Stated problem:
Print the entries below in their entirety, exactly as they are written.

***

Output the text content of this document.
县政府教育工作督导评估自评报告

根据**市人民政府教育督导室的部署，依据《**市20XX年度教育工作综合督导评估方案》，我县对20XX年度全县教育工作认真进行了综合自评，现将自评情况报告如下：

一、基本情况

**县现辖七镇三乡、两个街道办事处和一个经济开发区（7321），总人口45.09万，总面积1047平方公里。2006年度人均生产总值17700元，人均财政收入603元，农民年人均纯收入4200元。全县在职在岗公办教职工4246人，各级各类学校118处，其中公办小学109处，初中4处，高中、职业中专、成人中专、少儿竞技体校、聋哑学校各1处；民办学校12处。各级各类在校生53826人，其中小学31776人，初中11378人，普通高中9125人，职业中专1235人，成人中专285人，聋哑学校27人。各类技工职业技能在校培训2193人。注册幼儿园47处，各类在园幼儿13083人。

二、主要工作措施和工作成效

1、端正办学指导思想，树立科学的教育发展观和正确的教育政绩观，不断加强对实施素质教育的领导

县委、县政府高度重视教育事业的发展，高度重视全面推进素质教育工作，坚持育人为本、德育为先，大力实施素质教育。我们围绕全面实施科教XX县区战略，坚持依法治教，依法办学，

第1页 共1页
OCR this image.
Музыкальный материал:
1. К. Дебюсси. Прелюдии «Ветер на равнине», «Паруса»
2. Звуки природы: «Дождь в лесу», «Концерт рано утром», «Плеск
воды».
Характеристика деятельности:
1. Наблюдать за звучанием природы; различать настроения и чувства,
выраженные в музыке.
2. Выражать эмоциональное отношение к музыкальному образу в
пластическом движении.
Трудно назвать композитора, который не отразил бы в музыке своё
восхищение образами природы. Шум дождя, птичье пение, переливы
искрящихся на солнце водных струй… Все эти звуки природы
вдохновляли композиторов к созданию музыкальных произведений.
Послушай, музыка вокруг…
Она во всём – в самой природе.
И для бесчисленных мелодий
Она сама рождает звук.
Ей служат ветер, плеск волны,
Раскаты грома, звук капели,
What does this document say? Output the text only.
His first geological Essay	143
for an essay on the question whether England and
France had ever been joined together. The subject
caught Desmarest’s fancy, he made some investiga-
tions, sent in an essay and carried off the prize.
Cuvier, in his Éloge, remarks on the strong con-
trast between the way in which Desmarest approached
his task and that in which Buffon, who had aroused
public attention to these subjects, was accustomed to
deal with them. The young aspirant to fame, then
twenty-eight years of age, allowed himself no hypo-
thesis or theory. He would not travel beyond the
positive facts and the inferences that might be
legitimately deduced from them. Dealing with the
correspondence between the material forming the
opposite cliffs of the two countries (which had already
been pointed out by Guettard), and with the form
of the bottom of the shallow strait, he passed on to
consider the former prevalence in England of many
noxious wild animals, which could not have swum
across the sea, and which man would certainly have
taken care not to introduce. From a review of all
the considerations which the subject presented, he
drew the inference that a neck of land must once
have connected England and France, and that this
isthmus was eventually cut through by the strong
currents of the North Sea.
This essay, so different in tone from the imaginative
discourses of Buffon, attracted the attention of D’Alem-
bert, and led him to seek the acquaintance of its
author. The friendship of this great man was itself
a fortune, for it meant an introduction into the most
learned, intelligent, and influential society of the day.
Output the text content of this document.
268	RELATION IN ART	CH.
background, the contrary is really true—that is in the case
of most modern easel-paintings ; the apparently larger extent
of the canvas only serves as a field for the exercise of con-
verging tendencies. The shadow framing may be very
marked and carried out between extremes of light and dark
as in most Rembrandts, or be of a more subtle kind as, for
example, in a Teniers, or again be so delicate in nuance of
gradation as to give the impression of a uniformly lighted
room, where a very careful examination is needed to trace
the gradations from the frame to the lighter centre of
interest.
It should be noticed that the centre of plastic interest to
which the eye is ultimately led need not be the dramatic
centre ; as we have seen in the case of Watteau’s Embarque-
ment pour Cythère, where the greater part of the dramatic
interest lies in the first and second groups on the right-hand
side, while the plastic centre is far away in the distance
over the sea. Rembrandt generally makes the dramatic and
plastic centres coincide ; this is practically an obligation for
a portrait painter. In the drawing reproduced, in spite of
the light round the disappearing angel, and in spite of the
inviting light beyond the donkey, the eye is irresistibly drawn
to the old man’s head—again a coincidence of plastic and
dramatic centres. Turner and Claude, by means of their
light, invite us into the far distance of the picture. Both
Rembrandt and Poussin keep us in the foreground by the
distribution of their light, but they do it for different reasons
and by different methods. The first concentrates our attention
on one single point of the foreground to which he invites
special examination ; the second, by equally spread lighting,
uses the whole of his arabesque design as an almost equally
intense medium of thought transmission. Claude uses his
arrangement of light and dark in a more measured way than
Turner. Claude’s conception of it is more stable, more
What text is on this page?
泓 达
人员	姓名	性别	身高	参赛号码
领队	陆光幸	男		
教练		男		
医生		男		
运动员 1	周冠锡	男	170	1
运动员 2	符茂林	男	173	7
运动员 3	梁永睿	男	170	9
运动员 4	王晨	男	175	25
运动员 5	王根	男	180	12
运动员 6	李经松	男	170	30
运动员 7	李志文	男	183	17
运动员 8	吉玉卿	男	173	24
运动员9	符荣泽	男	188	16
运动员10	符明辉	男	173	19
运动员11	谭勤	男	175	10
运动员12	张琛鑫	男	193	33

***

Response:
Output the text content of this document.
县政府教育工作督导评估自评报告

根据**市人民政府教育督导室的部署，依据《**市20XX年度教育工作综合督导评估方案》，我县对20XX年度全县教育工作认真进行了综合自评，现将自评情况报告如下：

一、基本情况

**县现辖七镇三乡、两个街道办事处和一个经济开发区（7321），总人口45.09万，总面积1047平方公里。2006年度人均生产总值17700元，人均财政收入603元，农民年人均纯收入4200元。全县在职在岗公办教职工4246人，各级各类学校118处，其中公办小学109处，初中4处，高中、职业中专、成人中专、少儿竞技体校、聋哑学校各1处；民办学校12处。各级各类在校生53826人，其中小学31776人，初中11378人，普通高中9125人，职业中专1235人，成人中专285人，聋哑学校27人。各类技工职业技能在校培训2193人。注册幼儿园47处，各类在园幼儿13083人。

二、主要工作措施和工作成效

1、端正办学指导思想，树立科学的教育发展观和正确的教育政绩观，不断加强对实施素质教育的领导

县委、县政府高度重视教育事业的发展，高度重视全面推进素质教育工作，坚持育人为本、德育为先，大力实施素质教育。我们围绕全面实施科教XX县区战略，坚持依法治教，依法办学，

第1页 共1页
OCR this image.
Музыкальный материал:
1. К. Дебюсси. Прелюдии «Ветер на равнине», «Паруса»
2. Звуки природы: «Дождь в лесу», «Концерт рано утром», «Плеск
воды».
Характеристика деятельности:
1. Наблюдать за звучанием природы; различать настроения и чувства,
выраженные в музыке.
2. Выражать эмоциональное отношение к музыкальному образу в
пластическом движении.
Трудно назвать композитора, который не отразил бы в музыке своё
восхищение образами природы. Шум дождя, птичье пение, переливы
искрящихся на солнце водных струй… Все эти звуки природы
вдохновляли композиторов к созданию музыкальных произведений.
Послушай, музыка вокруг…
Она во всём – в самой природе.
И для бесчисленных мелодий
Она сама рождает звук.
Ей служат ветер, плеск волны,
Раскаты грома, звук капели,
What does this document say? Output the text only.
His first geological Essay	143
for an essay on the question whether England and
France had ever been joined together. The subject
caught Desmarest’s fancy, he made some investiga-
tions, sent in an essay and carried off the prize.
Cuvier, in his Éloge, remarks on the strong con-
trast between the way in which Desmarest approached
his task and that in which Buffon, who had aroused
public attention to these subjects, was accustomed to
deal with them. The young aspirant to fame, then
twenty-eight years of age, allowed himself no hypo-
thesis or theory. He would not travel beyond the
positive facts and the inferences that might be
legitimately deduced from them. Dealing with the
correspondence between the material forming the
opposite cliffs of the two countries (which had already
been pointed out by Guettard), and with the form
of the bottom of the shallow strait, he passed on to
consider the former prevalence in England of many
noxious wild animals, which could not have swum
across the sea, and which man would certainly have
taken care not to introduce. From a review of all
the considerations which the subject presented, he
drew the inference that a neck of land must once
have connected England and France, and that this
isthmus was eventually cut through by the strong
currents of the North Sea.
This essay, so different in tone from the imaginative
discourses of Buffon, attracted the attention of D’Alem-
bert, and led him to seek the acquaintance of its
author. The friendship of this great man was itself
a fortune, for it meant an introduction into the most
learned, intelligent, and influential society of the day.
Output the text content of this document.
268	RELATION IN ART	CH.
background, the contrary is really true—that is in the case
of most modern easel-paintings ; the apparently larger extent
of the canvas only serves as a field for the exercise of con-
verging tendencies. The shadow framing may be very
marked and carried out between extremes of light and dark
as in most Rembrandts, or be of a more subtle kind as, for
example, in a Teniers, or again be so delicate in nuance of
gradation as to give the impression of a uniformly lighted
room, where a very careful examination is needed to trace
the gradations from the frame to the lighter centre of
interest.
It should be noticed that the centre of plastic interest to
which the eye is ultimately led need not be the dramatic
centre ; as we have seen in the case of Watteau’s Embarque-
ment pour Cythère, where the greater part of the dramatic
interest lies in the first and second groups on the right-hand
side, while the plastic centre is far away in the distance
over the sea. Rembrandt generally makes the dramatic and
plastic centres coincide ; this is practically an obligation for
a portrait painter. In the drawing reproduced, in spite of
the light round the disappearing angel, and in spite of the
inviting light beyond the donkey, the eye is irresistibly drawn
to the old man’s head—again a coincidence of plastic and
dramatic centres. Turner and Claude, by means of their
light, invite us into the far distance of the picture. Both
Rembrandt and Poussin keep us in the foreground by the
distribution of their light, but they do it for different reasons
and by different methods. The first concentrates our attention
on one single point of the foreground to which he invites
special examination ; the second, by equally spread lighting,
uses the whole of his arabesque design as an almost equally
intense medium of thought transmission. Claude uses his
arrangement of light and dark in a more measured way than
Turner. Claude’s conception of it is more stable, more
What text is on this page?
泓 达
人员	姓名	性别	身高	参赛号码
领队	陆光幸	男		
教练		男		
医生		男		
运动员 1	周冠锡	男	170	1
运动员 2	符茂林	男	173	7
运动员 3	梁永睿	男	170	9
运动员 4	王晨	男	175	25
运动员 5	王根	男	180	12
运动员 6	李经松	男	170	30
运动员 7	李志文	男	183	17
运动员 8	吉玉卿	男	173	24
运动员9	符荣泽	男	188	16
运动员10	符明辉	男	173	19
运动员11	谭勤	男	175	10
运动员12	张琛鑫	男	193	33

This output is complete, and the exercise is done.